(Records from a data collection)
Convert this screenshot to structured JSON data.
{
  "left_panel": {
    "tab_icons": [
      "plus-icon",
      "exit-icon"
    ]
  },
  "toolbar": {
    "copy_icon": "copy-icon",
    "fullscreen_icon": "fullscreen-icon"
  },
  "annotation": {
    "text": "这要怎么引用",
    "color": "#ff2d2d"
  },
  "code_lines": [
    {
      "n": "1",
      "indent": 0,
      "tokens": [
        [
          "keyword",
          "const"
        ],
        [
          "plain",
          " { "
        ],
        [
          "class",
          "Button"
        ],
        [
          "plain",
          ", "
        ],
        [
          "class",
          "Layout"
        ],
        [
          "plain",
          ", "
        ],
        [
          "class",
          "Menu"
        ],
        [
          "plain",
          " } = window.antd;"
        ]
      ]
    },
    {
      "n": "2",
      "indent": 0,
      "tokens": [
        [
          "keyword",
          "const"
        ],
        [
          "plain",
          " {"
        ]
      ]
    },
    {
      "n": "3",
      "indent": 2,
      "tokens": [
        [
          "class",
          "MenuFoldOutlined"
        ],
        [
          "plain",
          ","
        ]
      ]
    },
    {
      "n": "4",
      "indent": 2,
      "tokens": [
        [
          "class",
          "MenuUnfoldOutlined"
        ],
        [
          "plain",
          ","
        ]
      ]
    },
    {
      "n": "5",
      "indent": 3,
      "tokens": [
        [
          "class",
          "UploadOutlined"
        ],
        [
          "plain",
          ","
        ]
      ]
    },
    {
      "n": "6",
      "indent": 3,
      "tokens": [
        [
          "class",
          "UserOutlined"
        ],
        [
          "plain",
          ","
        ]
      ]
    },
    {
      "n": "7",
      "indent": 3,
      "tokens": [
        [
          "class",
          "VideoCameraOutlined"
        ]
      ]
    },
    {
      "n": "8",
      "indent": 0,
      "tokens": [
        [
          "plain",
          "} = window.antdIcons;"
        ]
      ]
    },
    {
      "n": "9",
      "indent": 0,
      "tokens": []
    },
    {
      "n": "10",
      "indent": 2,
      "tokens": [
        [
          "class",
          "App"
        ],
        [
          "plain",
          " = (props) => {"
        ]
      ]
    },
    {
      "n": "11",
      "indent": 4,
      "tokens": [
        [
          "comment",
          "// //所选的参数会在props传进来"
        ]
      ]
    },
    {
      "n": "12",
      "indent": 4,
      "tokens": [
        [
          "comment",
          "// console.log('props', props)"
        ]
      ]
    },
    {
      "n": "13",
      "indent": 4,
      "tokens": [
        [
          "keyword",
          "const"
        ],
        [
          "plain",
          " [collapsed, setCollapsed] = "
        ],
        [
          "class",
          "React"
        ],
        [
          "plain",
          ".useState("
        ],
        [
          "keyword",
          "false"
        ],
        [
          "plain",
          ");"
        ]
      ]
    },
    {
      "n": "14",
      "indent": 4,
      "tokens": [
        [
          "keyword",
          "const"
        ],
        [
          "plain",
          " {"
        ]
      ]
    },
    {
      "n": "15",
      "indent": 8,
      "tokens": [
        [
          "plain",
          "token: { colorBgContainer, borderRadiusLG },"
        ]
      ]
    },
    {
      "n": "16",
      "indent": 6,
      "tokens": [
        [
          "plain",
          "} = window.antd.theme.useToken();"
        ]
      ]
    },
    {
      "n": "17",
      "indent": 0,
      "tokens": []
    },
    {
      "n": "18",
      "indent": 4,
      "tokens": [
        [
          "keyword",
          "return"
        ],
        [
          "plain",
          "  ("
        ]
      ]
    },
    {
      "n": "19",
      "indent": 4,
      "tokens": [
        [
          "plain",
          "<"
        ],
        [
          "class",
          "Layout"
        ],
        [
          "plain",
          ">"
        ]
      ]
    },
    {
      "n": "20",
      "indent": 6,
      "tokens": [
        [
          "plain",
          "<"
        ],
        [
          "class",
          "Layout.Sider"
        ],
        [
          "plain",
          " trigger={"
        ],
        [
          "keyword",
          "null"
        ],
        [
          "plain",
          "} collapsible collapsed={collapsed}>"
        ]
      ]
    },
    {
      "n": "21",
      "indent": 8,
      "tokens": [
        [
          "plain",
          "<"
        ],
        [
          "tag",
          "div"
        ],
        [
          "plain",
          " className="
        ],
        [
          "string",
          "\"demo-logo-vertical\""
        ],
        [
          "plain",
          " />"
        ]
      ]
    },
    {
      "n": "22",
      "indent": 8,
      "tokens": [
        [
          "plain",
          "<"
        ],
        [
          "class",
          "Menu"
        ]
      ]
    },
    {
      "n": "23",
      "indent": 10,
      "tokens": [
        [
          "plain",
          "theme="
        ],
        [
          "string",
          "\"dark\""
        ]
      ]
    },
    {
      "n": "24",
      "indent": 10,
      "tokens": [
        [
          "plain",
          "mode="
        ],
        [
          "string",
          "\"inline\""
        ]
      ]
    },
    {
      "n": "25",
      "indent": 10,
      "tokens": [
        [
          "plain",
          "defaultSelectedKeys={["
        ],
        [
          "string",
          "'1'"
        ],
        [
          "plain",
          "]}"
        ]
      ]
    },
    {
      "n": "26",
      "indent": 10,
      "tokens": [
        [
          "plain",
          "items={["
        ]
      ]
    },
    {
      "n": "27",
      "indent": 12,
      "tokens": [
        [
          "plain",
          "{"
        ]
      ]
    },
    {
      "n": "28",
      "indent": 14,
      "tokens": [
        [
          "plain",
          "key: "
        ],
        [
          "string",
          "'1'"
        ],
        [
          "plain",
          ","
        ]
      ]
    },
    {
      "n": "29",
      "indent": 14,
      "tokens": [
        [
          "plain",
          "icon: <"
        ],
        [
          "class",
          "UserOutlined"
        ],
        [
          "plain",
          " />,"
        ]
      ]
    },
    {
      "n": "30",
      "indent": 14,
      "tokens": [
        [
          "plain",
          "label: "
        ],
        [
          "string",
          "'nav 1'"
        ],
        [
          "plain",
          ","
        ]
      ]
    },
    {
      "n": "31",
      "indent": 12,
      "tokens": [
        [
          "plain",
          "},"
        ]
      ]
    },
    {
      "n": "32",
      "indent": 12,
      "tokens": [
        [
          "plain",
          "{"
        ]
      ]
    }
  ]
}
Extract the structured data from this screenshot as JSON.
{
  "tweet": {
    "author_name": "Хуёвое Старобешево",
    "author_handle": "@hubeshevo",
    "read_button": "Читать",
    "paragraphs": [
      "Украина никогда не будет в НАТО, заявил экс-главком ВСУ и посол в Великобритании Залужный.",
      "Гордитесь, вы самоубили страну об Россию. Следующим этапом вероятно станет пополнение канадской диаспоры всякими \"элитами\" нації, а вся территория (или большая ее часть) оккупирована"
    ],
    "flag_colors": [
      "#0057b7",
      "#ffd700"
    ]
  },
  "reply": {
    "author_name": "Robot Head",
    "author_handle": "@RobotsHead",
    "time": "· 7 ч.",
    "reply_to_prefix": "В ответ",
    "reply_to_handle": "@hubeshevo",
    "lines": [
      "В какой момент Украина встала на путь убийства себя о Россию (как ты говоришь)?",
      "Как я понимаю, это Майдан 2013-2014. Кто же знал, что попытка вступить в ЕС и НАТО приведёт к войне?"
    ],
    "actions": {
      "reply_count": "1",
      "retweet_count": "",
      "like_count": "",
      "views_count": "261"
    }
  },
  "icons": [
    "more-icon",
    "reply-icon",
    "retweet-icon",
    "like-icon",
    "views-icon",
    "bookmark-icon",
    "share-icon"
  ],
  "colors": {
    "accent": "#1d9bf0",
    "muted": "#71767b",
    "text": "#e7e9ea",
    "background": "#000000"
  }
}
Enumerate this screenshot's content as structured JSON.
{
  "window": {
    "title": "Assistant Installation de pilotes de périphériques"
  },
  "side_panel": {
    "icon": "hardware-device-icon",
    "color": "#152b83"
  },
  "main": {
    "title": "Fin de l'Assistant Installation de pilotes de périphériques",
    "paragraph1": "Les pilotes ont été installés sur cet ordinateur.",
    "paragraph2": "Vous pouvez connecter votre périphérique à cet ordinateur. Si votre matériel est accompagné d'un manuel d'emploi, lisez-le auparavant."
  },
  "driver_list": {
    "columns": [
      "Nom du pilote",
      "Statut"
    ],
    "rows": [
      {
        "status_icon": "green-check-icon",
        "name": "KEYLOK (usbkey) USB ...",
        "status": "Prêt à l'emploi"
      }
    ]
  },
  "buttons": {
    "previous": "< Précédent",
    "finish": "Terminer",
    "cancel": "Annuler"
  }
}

● Request
Of the lines above, how many include the word "this"? Reply with the number alone.

● Exercise output
3